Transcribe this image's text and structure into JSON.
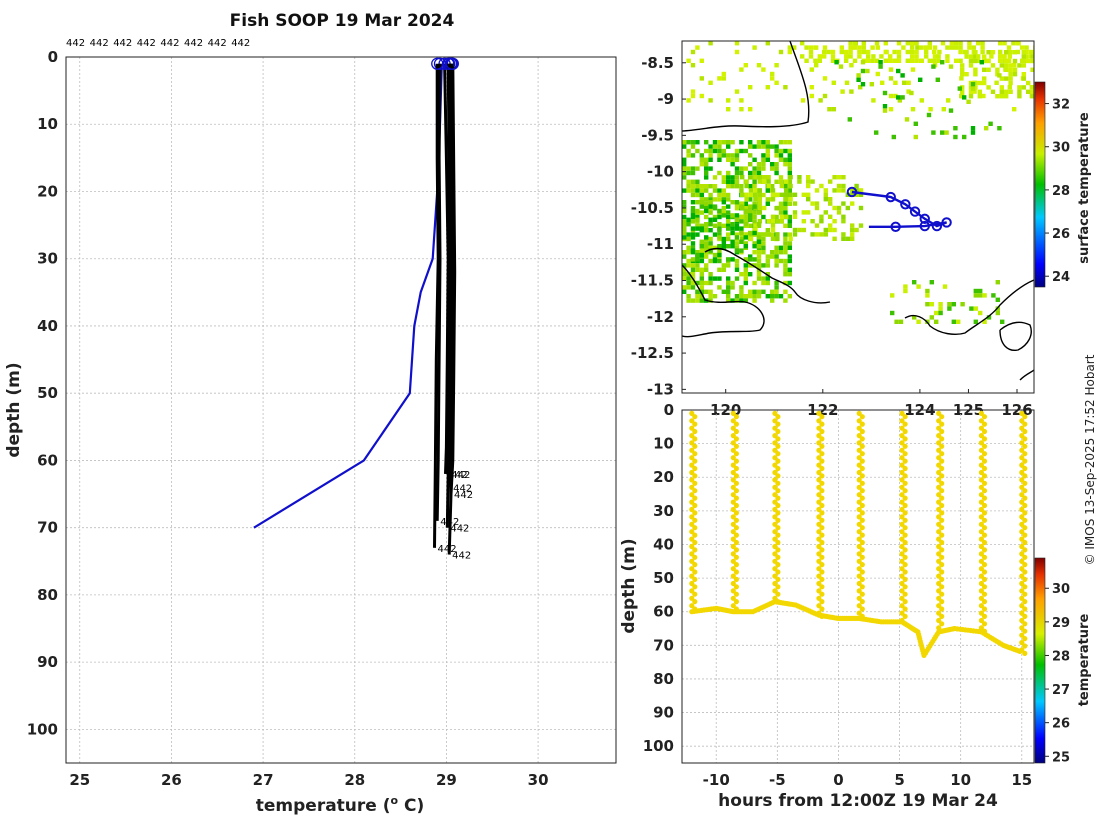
{
  "credit": "© IMOS 13-Sep-2025 17:52 Hobart",
  "chart_data": [
    {
      "type": "line",
      "name": "profile",
      "title": "Fish SOOP 19 Mar 2024",
      "xlabel": "temperature (°C)",
      "xlabel_parts": {
        "main": "temperature (",
        "sup": "o",
        "end": " C)"
      },
      "ylabel": "depth (m)",
      "xlim": [
        24.85,
        30.85
      ],
      "ylim": [
        105,
        0
      ],
      "xticks": [
        25,
        26,
        27,
        28,
        29,
        30
      ],
      "yticks": [
        0,
        10,
        20,
        30,
        40,
        50,
        60,
        70,
        80,
        90,
        100
      ],
      "top_labels": [
        "442",
        "442",
        "442",
        "442",
        "442",
        "442",
        "442",
        "442"
      ],
      "series": [
        {
          "name": "climatology",
          "color": "#1010cc",
          "x": [
            28.95,
            28.93,
            28.9,
            28.85,
            28.72,
            28.65,
            28.6,
            28.1,
            26.9
          ],
          "y": [
            1,
            10,
            20,
            30,
            35,
            40,
            50,
            60,
            70
          ]
        },
        {
          "name": "cast 1",
          "color": "#000000",
          "x": [
            28.98,
            29.0,
            29.02,
            29.01,
            29.0,
            28.99
          ],
          "y": [
            1,
            15,
            30,
            45,
            58,
            62
          ],
          "end_label": "442"
        },
        {
          "name": "cast 2",
          "color": "#000000",
          "x": [
            29.03,
            29.04,
            29.05,
            29.05,
            29.04,
            29.02
          ],
          "y": [
            1,
            12,
            28,
            44,
            56,
            62
          ],
          "end_label": "442"
        },
        {
          "name": "cast 3",
          "color": "#000000",
          "x": [
            29.05,
            29.06,
            29.08,
            29.07,
            29.06,
            29.04
          ],
          "y": [
            1,
            14,
            30,
            46,
            58,
            64
          ],
          "end_label": "442"
        },
        {
          "name": "cast 4",
          "color": "#000000",
          "x": [
            29.07,
            29.08,
            29.09,
            29.08,
            29.07,
            29.05
          ],
          "y": [
            1,
            16,
            32,
            48,
            60,
            65
          ],
          "end_label": "442"
        },
        {
          "name": "cast 5",
          "color": "#000000",
          "x": [
            28.93,
            28.92,
            28.93,
            28.92,
            28.91,
            28.9
          ],
          "y": [
            1,
            15,
            30,
            45,
            60,
            69
          ],
          "end_label": "442"
        },
        {
          "name": "cast 6",
          "color": "#000000",
          "x": [
            29.02,
            29.03,
            29.04,
            29.03,
            29.02,
            29.01
          ],
          "y": [
            1,
            16,
            32,
            48,
            62,
            70
          ],
          "end_label": "442"
        },
        {
          "name": "cast 7",
          "color": "#000000",
          "x": [
            28.9,
            28.9,
            28.91,
            28.89,
            28.88,
            28.87
          ],
          "y": [
            1,
            15,
            30,
            45,
            60,
            73
          ],
          "end_label": "442"
        },
        {
          "name": "cast 8",
          "color": "#000000",
          "x": [
            29.06,
            29.07,
            29.07,
            29.06,
            29.05,
            29.03
          ],
          "y": [
            1,
            15,
            32,
            50,
            65,
            74
          ],
          "end_label": "442"
        }
      ]
    },
    {
      "type": "heatmap",
      "name": "map",
      "colorbar_label": "surface temperature",
      "clim": [
        23.5,
        33
      ],
      "colorbar_ticks": [
        24,
        26,
        28,
        30,
        32
      ],
      "xlim": [
        119.1,
        126.35
      ],
      "ylim": [
        -13.05,
        -8.2
      ],
      "xticks": [
        120,
        122,
        124,
        125,
        126
      ],
      "xtick_labels": [
        "120",
        "122",
        "124",
        "125",
        "126"
      ],
      "yticks": [
        -8.5,
        -9,
        -9.5,
        -10,
        -10.5,
        -11,
        -11.5,
        -12,
        -12.5,
        -13
      ],
      "ytick_labels": [
        "-8.5",
        "-9",
        "-9.5",
        "-10",
        "-10.5",
        "-11",
        "-11.5",
        "-12",
        "-12.5",
        "-13"
      ],
      "track": {
        "color": "#1010cc",
        "lon": [
          122.6,
          123.4,
          123.7,
          123.9,
          124.1,
          124.35,
          124.55,
          124.1,
          123.5,
          122.95
        ],
        "lat": [
          -10.28,
          -10.35,
          -10.45,
          -10.55,
          -10.65,
          -10.75,
          -10.7,
          -10.75,
          -10.76,
          -10.76
        ],
        "markers": [
          0,
          1,
          2,
          3,
          4,
          5,
          6,
          7,
          8
        ]
      }
    },
    {
      "type": "scatter",
      "name": "section",
      "xlabel": "hours from 12:00Z 19 Mar 24",
      "ylabel": "depth (m)",
      "colorbar_label": "temperature",
      "clim": [
        24.8,
        30.9
      ],
      "colorbar_ticks": [
        25,
        26,
        27,
        28,
        29,
        30
      ],
      "xlim": [
        -12.8,
        16.0
      ],
      "ylim": [
        105,
        0
      ],
      "xticks": [
        -10,
        -5,
        0,
        5,
        10,
        15
      ],
      "yticks": [
        0,
        10,
        20,
        30,
        40,
        50,
        60,
        70,
        80,
        90,
        100
      ],
      "point_value": 29.0,
      "point_color": "#f2d800",
      "casts": [
        {
          "t": -12.0,
          "bottom": 60
        },
        {
          "t": -8.6,
          "bottom": 60
        },
        {
          "t": -5.2,
          "bottom": 58
        },
        {
          "t": -1.6,
          "bottom": 61
        },
        {
          "t": 1.7,
          "bottom": 62
        },
        {
          "t": 5.2,
          "bottom": 63
        },
        {
          "t": 8.2,
          "bottom": 66
        },
        {
          "t": 11.7,
          "bottom": 66
        },
        {
          "t": 15.0,
          "bottom": 72
        }
      ],
      "bottom_trace": {
        "t": [
          -12.0,
          -10.0,
          -8.6,
          -7.0,
          -5.2,
          -3.5,
          -1.6,
          0.0,
          1.7,
          3.5,
          5.2,
          6.5,
          7.0,
          8.2,
          9.5,
          11.7,
          13.5,
          15.0
        ],
        "depth": [
          60,
          59,
          60,
          60,
          57,
          58,
          61,
          62,
          62,
          63,
          63,
          66,
          73,
          66,
          65,
          66,
          70,
          72
        ]
      }
    }
  ]
}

• _Required work_:
Please repeat the entries exactly. Do not include the pictures.

• _Result of this exercise_:
Transcribe this image's text and structure into JSON.
{
  "credit": "© IMOS 13-Sep-2025 17:52 Hobart",
  "chart_data": [
    {
      "type": "line",
      "name": "profile",
      "title": "Fish SOOP 19 Mar 2024",
      "xlabel": "temperature (°C)",
      "xlabel_parts": {
        "main": "temperature (",
        "sup": "o",
        "end": " C)"
      },
      "ylabel": "depth (m)",
      "xlim": [
        24.85,
        30.85
      ],
      "ylim": [
        105,
        0
      ],
      "xticks": [
        25,
        26,
        27,
        28,
        29,
        30
      ],
      "yticks": [
        0,
        10,
        20,
        30,
        40,
        50,
        60,
        70,
        80,
        90,
        100
      ],
      "top_labels": [
        "442",
        "442",
        "442",
        "442",
        "442",
        "442",
        "442",
        "442"
      ],
      "series": [
        {
          "name": "climatology",
          "color": "#1010cc",
          "x": [
            28.95,
            28.93,
            28.9,
            28.85,
            28.72,
            28.65,
            28.6,
            28.1,
            26.9
          ],
          "y": [
            1,
            10,
            20,
            30,
            35,
            40,
            50,
            60,
            70
          ]
        },
        {
          "name": "cast 1",
          "color": "#000000",
          "x": [
            28.98,
            29.0,
            29.02,
            29.01,
            29.0,
            28.99
          ],
          "y": [
            1,
            15,
            30,
            45,
            58,
            62
          ],
          "end_label": "442"
        },
        {
          "name": "cast 2",
          "color": "#000000",
          "x": [
            29.03,
            29.04,
            29.05,
            29.05,
            29.04,
            29.02
          ],
          "y": [
            1,
            12,
            28,
            44,
            56,
            62
          ],
          "end_label": "442"
        },
        {
          "name": "cast 3",
          "color": "#000000",
          "x": [
            29.05,
            29.06,
            29.08,
            29.07,
            29.06,
            29.04
          ],
          "y": [
            1,
            14,
            30,
            46,
            58,
            64
          ],
          "end_label": "442"
        },
        {
          "name": "cast 4",
          "color": "#000000",
          "x": [
            29.07,
            29.08,
            29.09,
            29.08,
            29.07,
            29.05
          ],
          "y": [
            1,
            16,
            32,
            48,
            60,
            65
          ],
          "end_label": "442"
        },
        {
          "name": "cast 5",
          "color": "#000000",
          "x": [
            28.93,
            28.92,
            28.93,
            28.92,
            28.91,
            28.9
          ],
          "y": [
            1,
            15,
            30,
            45,
            60,
            69
          ],
          "end_label": "442"
        },
        {
          "name": "cast 6",
          "color": "#000000",
          "x": [
            29.02,
            29.03,
            29.04,
            29.03,
            29.02,
            29.01
          ],
          "y": [
            1,
            16,
            32,
            48,
            62,
            70
          ],
          "end_label": "442"
        },
        {
          "name": "cast 7",
          "color": "#000000",
          "x": [
            28.9,
            28.9,
            28.91,
            28.89,
            28.88,
            28.87
          ],
          "y": [
            1,
            15,
            30,
            45,
            60,
            73
          ],
          "end_label": "442"
        },
        {
          "name": "cast 8",
          "color": "#000000",
          "x": [
            29.06,
            29.07,
            29.07,
            29.06,
            29.05,
            29.03
          ],
          "y": [
            1,
            15,
            32,
            50,
            65,
            74
          ],
          "end_label": "442"
        }
      ]
    },
    {
      "type": "heatmap",
      "name": "map",
      "colorbar_label": "surface temperature",
      "clim": [
        23.5,
        33
      ],
      "colorbar_ticks": [
        24,
        26,
        28,
        30,
        32
      ],
      "xlim": [
        119.1,
        126.35
      ],
      "ylim": [
        -13.05,
        -8.2
      ],
      "xticks": [
        120,
        122,
        124,
        125,
        126
      ],
      "xtick_labels": [
        "120",
        "122",
        "124",
        "125",
        "126"
      ],
      "yticks": [
        -8.5,
        -9,
        -9.5,
        -10,
        -10.5,
        -11,
        -11.5,
        -12,
        -12.5,
        -13
      ],
      "ytick_labels": [
        "-8.5",
        "-9",
        "-9.5",
        "-10",
        "-10.5",
        "-11",
        "-11.5",
        "-12",
        "-12.5",
        "-13"
      ],
      "track": {
        "color": "#1010cc",
        "lon": [
          122.6,
          123.4,
          123.7,
          123.9,
          124.1,
          124.35,
          124.55,
          124.1,
          123.5,
          122.95
        ],
        "lat": [
          -10.28,
          -10.35,
          -10.45,
          -10.55,
          -10.65,
          -10.75,
          -10.7,
          -10.75,
          -10.76,
          -10.76
        ],
        "markers": [
          0,
          1,
          2,
          3,
          4,
          5,
          6,
          7,
          8
        ]
      }
    },
    {
      "type": "scatter",
      "name": "section",
      "xlabel": "hours from 12:00Z 19 Mar 24",
      "ylabel": "depth (m)",
      "colorbar_label": "temperature",
      "clim": [
        24.8,
        30.9
      ],
      "colorbar_ticks": [
        25,
        26,
        27,
        28,
        29,
        30
      ],
      "xlim": [
        -12.8,
        16.0
      ],
      "ylim": [
        105,
        0
      ],
      "xticks": [
        -10,
        -5,
        0,
        5,
        10,
        15
      ],
      "yticks": [
        0,
        10,
        20,
        30,
        40,
        50,
        60,
        70,
        80,
        90,
        100
      ],
      "point_value": 29.0,
      "point_color": "#f2d800",
      "casts": [
        {
          "t": -12.0,
          "bottom": 60
        },
        {
          "t": -8.6,
          "bottom": 60
        },
        {
          "t": -5.2,
          "bottom": 58
        },
        {
          "t": -1.6,
          "bottom": 61
        },
        {
          "t": 1.7,
          "bottom": 62
        },
        {
          "t": 5.2,
          "bottom": 63
        },
        {
          "t": 8.2,
          "bottom": 66
        },
        {
          "t": 11.7,
          "bottom": 66
        },
        {
          "t": 15.0,
          "bottom": 72
        }
      ],
      "bottom_trace": {
        "t": [
          -12.0,
          -10.0,
          -8.6,
          -7.0,
          -5.2,
          -3.5,
          -1.6,
          0.0,
          1.7,
          3.5,
          5.2,
          6.5,
          7.0,
          8.2,
          9.5,
          11.7,
          13.5,
          15.0
        ],
        "depth": [
          60,
          59,
          60,
          60,
          57,
          58,
          61,
          62,
          62,
          63,
          63,
          66,
          73,
          66,
          65,
          66,
          70,
          72
        ]
      }
    }
  ]
}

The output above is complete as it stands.